Record list ->
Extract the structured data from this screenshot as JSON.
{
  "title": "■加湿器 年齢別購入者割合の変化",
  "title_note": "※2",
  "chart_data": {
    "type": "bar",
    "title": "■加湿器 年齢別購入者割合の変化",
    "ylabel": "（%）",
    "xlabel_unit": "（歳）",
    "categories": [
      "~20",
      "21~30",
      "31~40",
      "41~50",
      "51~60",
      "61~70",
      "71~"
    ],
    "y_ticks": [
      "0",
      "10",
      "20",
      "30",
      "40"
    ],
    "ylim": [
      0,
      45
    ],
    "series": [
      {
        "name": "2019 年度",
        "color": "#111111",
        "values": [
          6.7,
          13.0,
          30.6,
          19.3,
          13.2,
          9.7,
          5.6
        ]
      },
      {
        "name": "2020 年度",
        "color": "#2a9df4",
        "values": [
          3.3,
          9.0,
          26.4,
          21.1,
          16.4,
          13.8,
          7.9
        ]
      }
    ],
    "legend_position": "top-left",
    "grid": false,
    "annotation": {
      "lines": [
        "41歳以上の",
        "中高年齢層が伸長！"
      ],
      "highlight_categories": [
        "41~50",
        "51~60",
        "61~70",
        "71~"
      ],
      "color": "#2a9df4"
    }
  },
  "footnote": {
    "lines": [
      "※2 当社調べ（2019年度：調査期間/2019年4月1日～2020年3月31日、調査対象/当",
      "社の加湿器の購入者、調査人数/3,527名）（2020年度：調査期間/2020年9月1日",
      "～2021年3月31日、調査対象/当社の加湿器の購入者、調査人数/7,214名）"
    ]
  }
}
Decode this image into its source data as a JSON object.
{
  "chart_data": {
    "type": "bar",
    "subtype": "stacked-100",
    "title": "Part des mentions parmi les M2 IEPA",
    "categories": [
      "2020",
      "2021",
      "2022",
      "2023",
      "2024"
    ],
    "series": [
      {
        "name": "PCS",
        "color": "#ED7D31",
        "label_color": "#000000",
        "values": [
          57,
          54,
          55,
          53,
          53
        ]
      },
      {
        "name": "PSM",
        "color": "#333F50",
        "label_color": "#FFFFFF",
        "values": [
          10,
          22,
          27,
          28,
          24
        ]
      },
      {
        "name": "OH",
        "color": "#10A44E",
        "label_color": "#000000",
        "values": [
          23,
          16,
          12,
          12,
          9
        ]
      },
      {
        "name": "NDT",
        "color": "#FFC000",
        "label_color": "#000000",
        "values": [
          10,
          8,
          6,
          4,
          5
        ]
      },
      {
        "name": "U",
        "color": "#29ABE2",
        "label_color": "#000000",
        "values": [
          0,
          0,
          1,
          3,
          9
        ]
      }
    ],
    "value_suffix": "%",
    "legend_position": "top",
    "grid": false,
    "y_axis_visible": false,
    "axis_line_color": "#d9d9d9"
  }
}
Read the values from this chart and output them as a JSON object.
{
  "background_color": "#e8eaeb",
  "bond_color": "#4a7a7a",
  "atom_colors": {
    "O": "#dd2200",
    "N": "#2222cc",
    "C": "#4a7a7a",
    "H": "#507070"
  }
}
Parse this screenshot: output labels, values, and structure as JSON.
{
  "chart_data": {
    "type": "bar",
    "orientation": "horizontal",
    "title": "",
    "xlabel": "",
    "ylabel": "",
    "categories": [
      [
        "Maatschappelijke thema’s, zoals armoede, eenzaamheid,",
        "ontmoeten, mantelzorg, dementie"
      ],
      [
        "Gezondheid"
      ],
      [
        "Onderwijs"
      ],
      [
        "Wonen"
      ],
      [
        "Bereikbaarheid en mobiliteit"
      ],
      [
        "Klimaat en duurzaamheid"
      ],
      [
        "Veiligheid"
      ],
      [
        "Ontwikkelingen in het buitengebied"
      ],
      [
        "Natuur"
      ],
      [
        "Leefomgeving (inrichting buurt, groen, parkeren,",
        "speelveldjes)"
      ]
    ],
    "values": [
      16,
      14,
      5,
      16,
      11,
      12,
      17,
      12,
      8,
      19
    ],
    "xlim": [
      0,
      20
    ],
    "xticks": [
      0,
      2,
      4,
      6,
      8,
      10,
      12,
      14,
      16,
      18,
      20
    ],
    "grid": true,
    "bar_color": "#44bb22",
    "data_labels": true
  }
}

Short exercise -> Write out the listing once more, matching it exactly.

Expected answer ->
Extract the structured data from this screenshot as JSON.
{
  "title": "■加湿器 年齢別購入者割合の変化",
  "title_note": "※2",
  "chart_data": {
    "type": "bar",
    "title": "■加湿器 年齢別購入者割合の変化",
    "ylabel": "（%）",
    "xlabel_unit": "（歳）",
    "categories": [
      "~20",
      "21~30",
      "31~40",
      "41~50",
      "51~60",
      "61~70",
      "71~"
    ],
    "y_ticks": [
      "0",
      "10",
      "20",
      "30",
      "40"
    ],
    "ylim": [
      0,
      45
    ],
    "series": [
      {
        "name": "2019 年度",
        "color": "#111111",
        "values": [
          6.7,
          13.0,
          30.6,
          19.3,
          13.2,
          9.7,
          5.6
        ]
      },
      {
        "name": "2020 年度",
        "color": "#2a9df4",
        "values": [
          3.3,
          9.0,
          26.4,
          21.1,
          16.4,
          13.8,
          7.9
        ]
      }
    ],
    "legend_position": "top-left",
    "grid": false,
    "annotation": {
      "lines": [
        "41歳以上の",
        "中高年齢層が伸長！"
      ],
      "highlight_categories": [
        "41~50",
        "51~60",
        "61~70",
        "71~"
      ],
      "color": "#2a9df4"
    }
  },
  "footnote": {
    "lines": [
      "※2 当社調べ（2019年度：調査期間/2019年4月1日～2020年3月31日、調査対象/当",
      "社の加湿器の購入者、調査人数/3,527名）（2020年度：調査期間/2020年9月1日",
      "～2021年3月31日、調査対象/当社の加湿器の購入者、調査人数/7,214名）"
    ]
  }
}
Decode this image into its source data as a JSON object.
{
  "chart_data": {
    "type": "bar",
    "subtype": "stacked-100",
    "title": "Part des mentions parmi les M2 IEPA",
    "categories": [
      "2020",
      "2021",
      "2022",
      "2023",
      "2024"
    ],
    "series": [
      {
        "name": "PCS",
        "color": "#ED7D31",
        "label_color": "#000000",
        "values": [
          57,
          54,
          55,
          53,
          53
        ]
      },
      {
        "name": "PSM",
        "color": "#333F50",
        "label_color": "#FFFFFF",
        "values": [
          10,
          22,
          27,
          28,
          24
        ]
      },
      {
        "name": "OH",
        "color": "#10A44E",
        "label_color": "#000000",
        "values": [
          23,
          16,
          12,
          12,
          9
        ]
      },
      {
        "name": "NDT",
        "color": "#FFC000",
        "label_color": "#000000",
        "values": [
          10,
          8,
          6,
          4,
          5
        ]
      },
      {
        "name": "U",
        "color": "#29ABE2",
        "label_color": "#000000",
        "values": [
          0,
          0,
          1,
          3,
          9
        ]
      }
    ],
    "value_suffix": "%",
    "legend_position": "top",
    "grid": false,
    "y_axis_visible": false,
    "axis_line_color": "#d9d9d9"
  }
}
Read the values from this chart and output them as a JSON object.
{
  "background_color": "#e8eaeb",
  "bond_color": "#4a7a7a",
  "atom_colors": {
    "O": "#dd2200",
    "N": "#2222cc",
    "C": "#4a7a7a",
    "H": "#507070"
  }
}
Parse this screenshot: output labels, values, and structure as JSON.
{
  "chart_data": {
    "type": "bar",
    "orientation": "horizontal",
    "title": "",
    "xlabel": "",
    "ylabel": "",
    "categories": [
      [
        "Maatschappelijke thema’s, zoals armoede, eenzaamheid,",
        "ontmoeten, mantelzorg, dementie"
      ],
      [
        "Gezondheid"
      ],
      [
        "Onderwijs"
      ],
      [
        "Wonen"
      ],
      [
        "Bereikbaarheid en mobiliteit"
      ],
      [
        "Klimaat en duurzaamheid"
      ],
      [
        "Veiligheid"
      ],
      [
        "Ontwikkelingen in het buitengebied"
      ],
      [
        "Natuur"
      ],
      [
        "Leefomgeving (inrichting buurt, groen, parkeren,",
        "speelveldjes)"
      ]
    ],
    "values": [
      16,
      14,
      5,
      16,
      11,
      12,
      17,
      12,
      8,
      19
    ],
    "xlim": [
      0,
      20
    ],
    "xticks": [
      0,
      2,
      4,
      6,
      8,
      10,
      12,
      14,
      16,
      18,
      20
    ],
    "grid": true,
    "bar_color": "#44bb22",
    "data_labels": true
  }
}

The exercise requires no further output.